• **GIVEN REQUEST**
Quote the whole listing exactly. Leave the pictures out of your copy.

(Data entries)
—————

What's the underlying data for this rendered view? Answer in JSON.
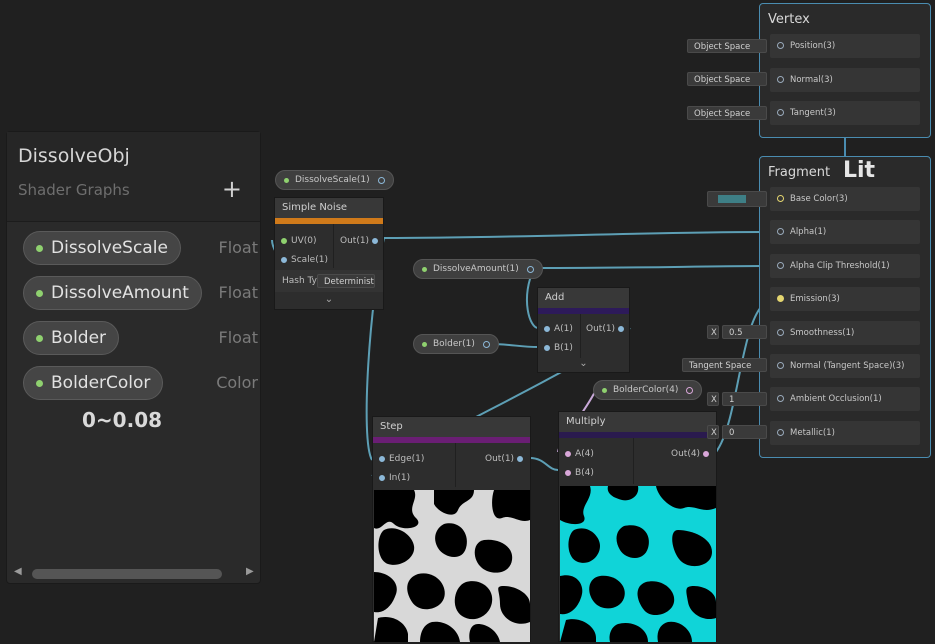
{
  "blackboard": {
    "title": "DissolveObj",
    "subtitle": "Shader Graphs",
    "add_label": "+",
    "properties": [
      {
        "name": "DissolveScale",
        "type": "Float"
      },
      {
        "name": "DissolveAmount",
        "type": "Float"
      },
      {
        "name": "Bolder",
        "type": "Float"
      },
      {
        "name": "BolderColor",
        "type": "Color"
      }
    ],
    "note": "0~0.08",
    "scroll_left": "◀",
    "scroll_right": "▶"
  },
  "property_nodes": {
    "dissolve_scale": "DissolveScale(1)",
    "dissolve_amount": "DissolveAmount(1)",
    "bolder": "Bolder(1)",
    "bolder_color": "BolderColor(4)"
  },
  "simple_noise": {
    "title": "Simple Noise",
    "bar_color": "#d07a1a",
    "inputs": [
      "UV(0)",
      "Scale(1)"
    ],
    "output": "Out(1)",
    "hash_label": "Hash Ty",
    "hash_value": "Deterministic",
    "expand": "⌄"
  },
  "add_node": {
    "title": "Add",
    "bar_color": "#2d1a5a",
    "inputs": [
      "A(1)",
      "B(1)"
    ],
    "output": "Out(1)",
    "expand": "⌄"
  },
  "step_node": {
    "title": "Step",
    "bar_color": "#6a1e74",
    "inputs": [
      "Edge(1)",
      "In(1)"
    ],
    "output": "Out(1)"
  },
  "multiply_node": {
    "title": "Multiply",
    "bar_color": "#2a1a4e",
    "inputs": [
      "A(4)",
      "B(4)"
    ],
    "output": "Out(4)"
  },
  "vertex": {
    "title": "Vertex",
    "slots": [
      {
        "label": "Position(3)",
        "space": "Object Space"
      },
      {
        "label": "Normal(3)",
        "space": "Object Space"
      },
      {
        "label": "Tangent(3)",
        "space": "Object Space"
      }
    ]
  },
  "fragment": {
    "title": "Fragment",
    "lit_label": "Lit",
    "base_color_swatch": "#3e7f86",
    "slots": [
      {
        "label": "Base Color(3)"
      },
      {
        "label": "Alpha(1)"
      },
      {
        "label": "Alpha Clip Threshold(1)"
      },
      {
        "label": "Emission(3)"
      },
      {
        "label": "Smoothness(1)",
        "x": "X",
        "value": "0.5"
      },
      {
        "label": "Normal (Tangent Space)(3)",
        "space": "Tangent Space"
      },
      {
        "label": "Ambient Occlusion(1)",
        "x": "X",
        "value": "1"
      },
      {
        "label": "Metallic(1)",
        "x": "X",
        "value": "0"
      }
    ]
  },
  "colors": {
    "wire_float": "#5d9fb5",
    "preview_cyan": "#10d4d8",
    "master_border": "#4a8cb0"
  }
}
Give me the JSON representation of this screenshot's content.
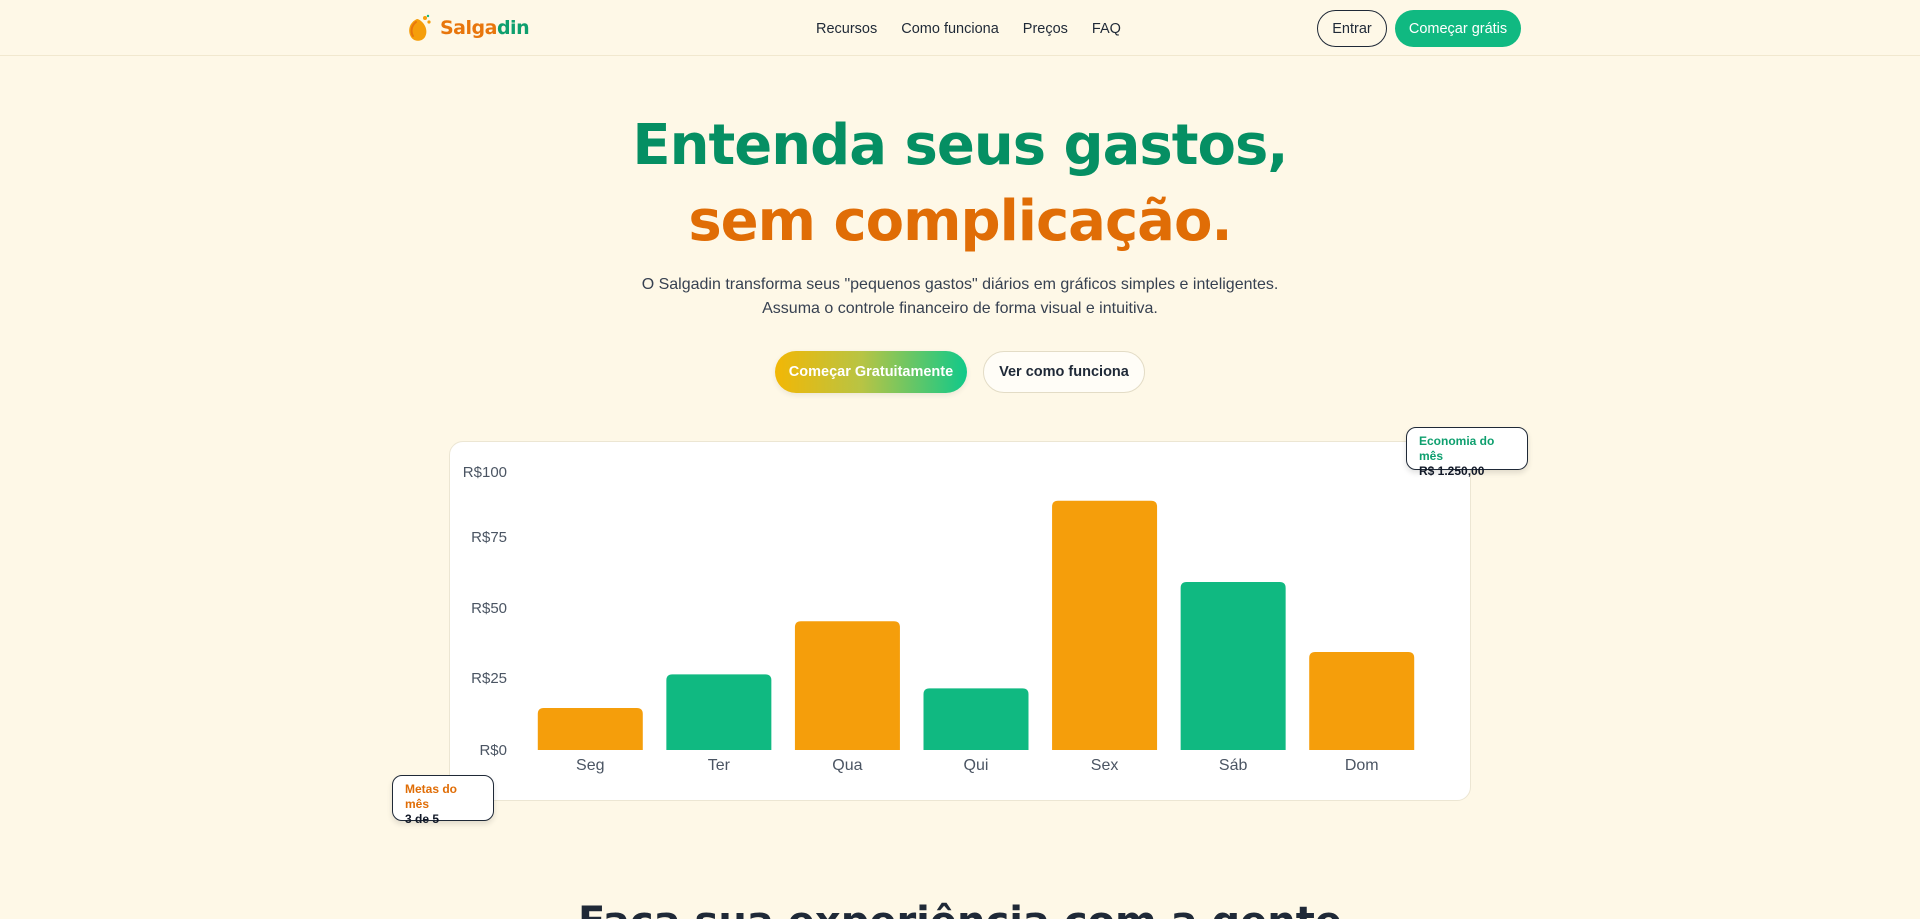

—————

• **RESULT**
What's the underlying data for this rendered view? Answer in JSON.
{
  "blackboard": {
    "title": "DissolveObj",
    "subtitle": "Shader Graphs",
    "add_label": "+",
    "properties": [
      {
        "name": "DissolveScale",
        "type": "Float"
      },
      {
        "name": "DissolveAmount",
        "type": "Float"
      },
      {
        "name": "Bolder",
        "type": "Float"
      },
      {
        "name": "BolderColor",
        "type": "Color"
      }
    ],
    "note": "0~0.08",
    "scroll_left": "◀",
    "scroll_right": "▶"
  },
  "property_nodes": {
    "dissolve_scale": "DissolveScale(1)",
    "dissolve_amount": "DissolveAmount(1)",
    "bolder": "Bolder(1)",
    "bolder_color": "BolderColor(4)"
  },
  "simple_noise": {
    "title": "Simple Noise",
    "bar_color": "#d07a1a",
    "inputs": [
      "UV(0)",
      "Scale(1)"
    ],
    "output": "Out(1)",
    "hash_label": "Hash Ty",
    "hash_value": "Deterministic",
    "expand": "⌄"
  },
  "add_node": {
    "title": "Add",
    "bar_color": "#2d1a5a",
    "inputs": [
      "A(1)",
      "B(1)"
    ],
    "output": "Out(1)",
    "expand": "⌄"
  },
  "step_node": {
    "title": "Step",
    "bar_color": "#6a1e74",
    "inputs": [
      "Edge(1)",
      "In(1)"
    ],
    "output": "Out(1)"
  },
  "multiply_node": {
    "title": "Multiply",
    "bar_color": "#2a1a4e",
    "inputs": [
      "A(4)",
      "B(4)"
    ],
    "output": "Out(4)"
  },
  "vertex": {
    "title": "Vertex",
    "slots": [
      {
        "label": "Position(3)",
        "space": "Object Space"
      },
      {
        "label": "Normal(3)",
        "space": "Object Space"
      },
      {
        "label": "Tangent(3)",
        "space": "Object Space"
      }
    ]
  },
  "fragment": {
    "title": "Fragment",
    "lit_label": "Lit",
    "base_color_swatch": "#3e7f86",
    "slots": [
      {
        "label": "Base Color(3)"
      },
      {
        "label": "Alpha(1)"
      },
      {
        "label": "Alpha Clip Threshold(1)"
      },
      {
        "label": "Emission(3)"
      },
      {
        "label": "Smoothness(1)",
        "x": "X",
        "value": "0.5"
      },
      {
        "label": "Normal (Tangent Space)(3)",
        "space": "Tangent Space"
      },
      {
        "label": "Ambient Occlusion(1)",
        "x": "X",
        "value": "1"
      },
      {
        "label": "Metallic(1)",
        "x": "X",
        "value": "0"
      }
    ]
  },
  "colors": {
    "wire_float": "#5d9fb5",
    "preview_cyan": "#10d4d8",
    "master_border": "#4a8cb0"
  }
}
Give me the JSON representation of this screenshot's content.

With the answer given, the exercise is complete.